** BEGIN Available data **

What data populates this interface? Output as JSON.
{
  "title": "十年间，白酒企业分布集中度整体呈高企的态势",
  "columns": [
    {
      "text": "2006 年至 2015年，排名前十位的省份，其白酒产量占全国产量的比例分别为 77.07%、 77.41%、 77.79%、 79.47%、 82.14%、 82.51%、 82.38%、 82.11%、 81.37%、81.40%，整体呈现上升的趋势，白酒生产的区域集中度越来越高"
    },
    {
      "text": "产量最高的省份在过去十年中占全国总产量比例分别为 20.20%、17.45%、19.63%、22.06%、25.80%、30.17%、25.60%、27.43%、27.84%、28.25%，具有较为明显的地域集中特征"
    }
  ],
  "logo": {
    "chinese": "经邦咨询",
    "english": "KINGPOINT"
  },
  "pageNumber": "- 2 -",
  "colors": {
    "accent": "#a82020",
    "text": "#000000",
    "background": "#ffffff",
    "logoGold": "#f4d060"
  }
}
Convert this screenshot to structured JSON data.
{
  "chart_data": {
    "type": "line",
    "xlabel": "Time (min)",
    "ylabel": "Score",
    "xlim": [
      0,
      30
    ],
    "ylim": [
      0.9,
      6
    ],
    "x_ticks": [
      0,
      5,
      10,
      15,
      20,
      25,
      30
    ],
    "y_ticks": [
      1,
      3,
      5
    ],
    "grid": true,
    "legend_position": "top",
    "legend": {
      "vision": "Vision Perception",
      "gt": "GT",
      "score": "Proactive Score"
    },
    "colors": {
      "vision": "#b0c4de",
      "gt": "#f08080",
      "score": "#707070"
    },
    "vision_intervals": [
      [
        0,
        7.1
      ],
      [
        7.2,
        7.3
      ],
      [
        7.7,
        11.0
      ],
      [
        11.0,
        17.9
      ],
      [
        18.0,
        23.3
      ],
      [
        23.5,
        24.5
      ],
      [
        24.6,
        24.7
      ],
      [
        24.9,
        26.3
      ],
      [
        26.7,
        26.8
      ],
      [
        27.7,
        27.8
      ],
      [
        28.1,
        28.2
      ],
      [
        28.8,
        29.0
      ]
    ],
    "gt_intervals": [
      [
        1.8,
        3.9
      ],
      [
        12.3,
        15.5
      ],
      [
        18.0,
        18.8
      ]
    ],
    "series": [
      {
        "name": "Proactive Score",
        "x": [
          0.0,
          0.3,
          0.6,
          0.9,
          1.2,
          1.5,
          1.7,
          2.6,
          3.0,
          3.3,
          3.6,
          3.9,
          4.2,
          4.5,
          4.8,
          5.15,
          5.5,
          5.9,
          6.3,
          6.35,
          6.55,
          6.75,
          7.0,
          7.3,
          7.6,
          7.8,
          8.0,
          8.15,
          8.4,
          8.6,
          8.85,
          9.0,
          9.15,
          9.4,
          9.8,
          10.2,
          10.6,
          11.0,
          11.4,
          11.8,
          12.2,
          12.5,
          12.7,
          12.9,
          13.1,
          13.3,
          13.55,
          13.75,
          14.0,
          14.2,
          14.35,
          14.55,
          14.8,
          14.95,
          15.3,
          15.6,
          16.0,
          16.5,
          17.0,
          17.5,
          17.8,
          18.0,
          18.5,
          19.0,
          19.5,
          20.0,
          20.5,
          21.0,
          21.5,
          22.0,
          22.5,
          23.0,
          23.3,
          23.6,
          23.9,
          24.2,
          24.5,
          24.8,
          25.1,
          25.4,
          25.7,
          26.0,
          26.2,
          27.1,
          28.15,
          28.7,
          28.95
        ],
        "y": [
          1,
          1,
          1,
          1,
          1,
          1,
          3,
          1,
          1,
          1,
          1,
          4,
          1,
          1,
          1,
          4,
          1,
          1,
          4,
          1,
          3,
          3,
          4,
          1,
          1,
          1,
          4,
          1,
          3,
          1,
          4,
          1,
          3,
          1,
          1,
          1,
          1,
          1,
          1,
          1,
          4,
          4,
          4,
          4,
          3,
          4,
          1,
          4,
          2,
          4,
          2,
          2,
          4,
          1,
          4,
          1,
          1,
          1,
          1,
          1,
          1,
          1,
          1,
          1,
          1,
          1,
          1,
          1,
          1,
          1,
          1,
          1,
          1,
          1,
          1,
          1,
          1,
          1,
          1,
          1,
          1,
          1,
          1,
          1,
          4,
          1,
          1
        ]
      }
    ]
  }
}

** END Available data **

> **Given request**
Reproduce the material above, every line of it, exactly.

> **The completed task**
What data populates this interface? Output as JSON.
{
  "title": "十年间，白酒企业分布集中度整体呈高企的态势",
  "columns": [
    {
      "text": "2006 年至 2015年，排名前十位的省份，其白酒产量占全国产量的比例分别为 77.07%、 77.41%、 77.79%、 79.47%、 82.14%、 82.51%、 82.38%、 82.11%、 81.37%、81.40%，整体呈现上升的趋势，白酒生产的区域集中度越来越高"
    },
    {
      "text": "产量最高的省份在过去十年中占全国总产量比例分别为 20.20%、17.45%、19.63%、22.06%、25.80%、30.17%、25.60%、27.43%、27.84%、28.25%，具有较为明显的地域集中特征"
    }
  ],
  "logo": {
    "chinese": "经邦咨询",
    "english": "KINGPOINT"
  },
  "pageNumber": "- 2 -",
  "colors": {
    "accent": "#a82020",
    "text": "#000000",
    "background": "#ffffff",
    "logoGold": "#f4d060"
  }
}
Convert this screenshot to structured JSON data.
{
  "chart_data": {
    "type": "line",
    "xlabel": "Time (min)",
    "ylabel": "Score",
    "xlim": [
      0,
      30
    ],
    "ylim": [
      0.9,
      6
    ],
    "x_ticks": [
      0,
      5,
      10,
      15,
      20,
      25,
      30
    ],
    "y_ticks": [
      1,
      3,
      5
    ],
    "grid": true,
    "legend_position": "top",
    "legend": {
      "vision": "Vision Perception",
      "gt": "GT",
      "score": "Proactive Score"
    },
    "colors": {
      "vision": "#b0c4de",
      "gt": "#f08080",
      "score": "#707070"
    },
    "vision_intervals": [
      [
        0,
        7.1
      ],
      [
        7.2,
        7.3
      ],
      [
        7.7,
        11.0
      ],
      [
        11.0,
        17.9
      ],
      [
        18.0,
        23.3
      ],
      [
        23.5,
        24.5
      ],
      [
        24.6,
        24.7
      ],
      [
        24.9,
        26.3
      ],
      [
        26.7,
        26.8
      ],
      [
        27.7,
        27.8
      ],
      [
        28.1,
        28.2
      ],
      [
        28.8,
        29.0
      ]
    ],
    "gt_intervals": [
      [
        1.8,
        3.9
      ],
      [
        12.3,
        15.5
      ],
      [
        18.0,
        18.8
      ]
    ],
    "series": [
      {
        "name": "Proactive Score",
        "x": [
          0.0,
          0.3,
          0.6,
          0.9,
          1.2,
          1.5,
          1.7,
          2.6,
          3.0,
          3.3,
          3.6,
          3.9,
          4.2,
          4.5,
          4.8,
          5.15,
          5.5,
          5.9,
          6.3,
          6.35,
          6.55,
          6.75,
          7.0,
          7.3,
          7.6,
          7.8,
          8.0,
          8.15,
          8.4,
          8.6,
          8.85,
          9.0,
          9.15,
          9.4,
          9.8,
          10.2,
          10.6,
          11.0,
          11.4,
          11.8,
          12.2,
          12.5,
          12.7,
          12.9,
          13.1,
          13.3,
          13.55,
          13.75,
          14.0,
          14.2,
          14.35,
          14.55,
          14.8,
          14.95,
          15.3,
          15.6,
          16.0,
          16.5,
          17.0,
          17.5,
          17.8,
          18.0,
          18.5,
          19.0,
          19.5,
          20.0,
          20.5,
          21.0,
          21.5,
          22.0,
          22.5,
          23.0,
          23.3,
          23.6,
          23.9,
          24.2,
          24.5,
          24.8,
          25.1,
          25.4,
          25.7,
          26.0,
          26.2,
          27.1,
          28.15,
          28.7,
          28.95
        ],
        "y": [
          1,
          1,
          1,
          1,
          1,
          1,
          3,
          1,
          1,
          1,
          1,
          4,
          1,
          1,
          1,
          4,
          1,
          1,
          4,
          1,
          3,
          3,
          4,
          1,
          1,
          1,
          4,
          1,
          3,
          1,
          4,
          1,
          3,
          1,
          1,
          1,
          1,
          1,
          1,
          1,
          4,
          4,
          4,
          4,
          3,
          4,
          1,
          4,
          2,
          4,
          2,
          2,
          4,
          1,
          4,
          1,
          1,
          1,
          1,
          1,
          1,
          1,
          1,
          1,
          1,
          1,
          1,
          1,
          1,
          1,
          1,
          1,
          1,
          1,
          1,
          1,
          1,
          1,
          1,
          1,
          1,
          1,
          1,
          1,
          4,
          1,
          1
        ]
      }
    ]
  }
}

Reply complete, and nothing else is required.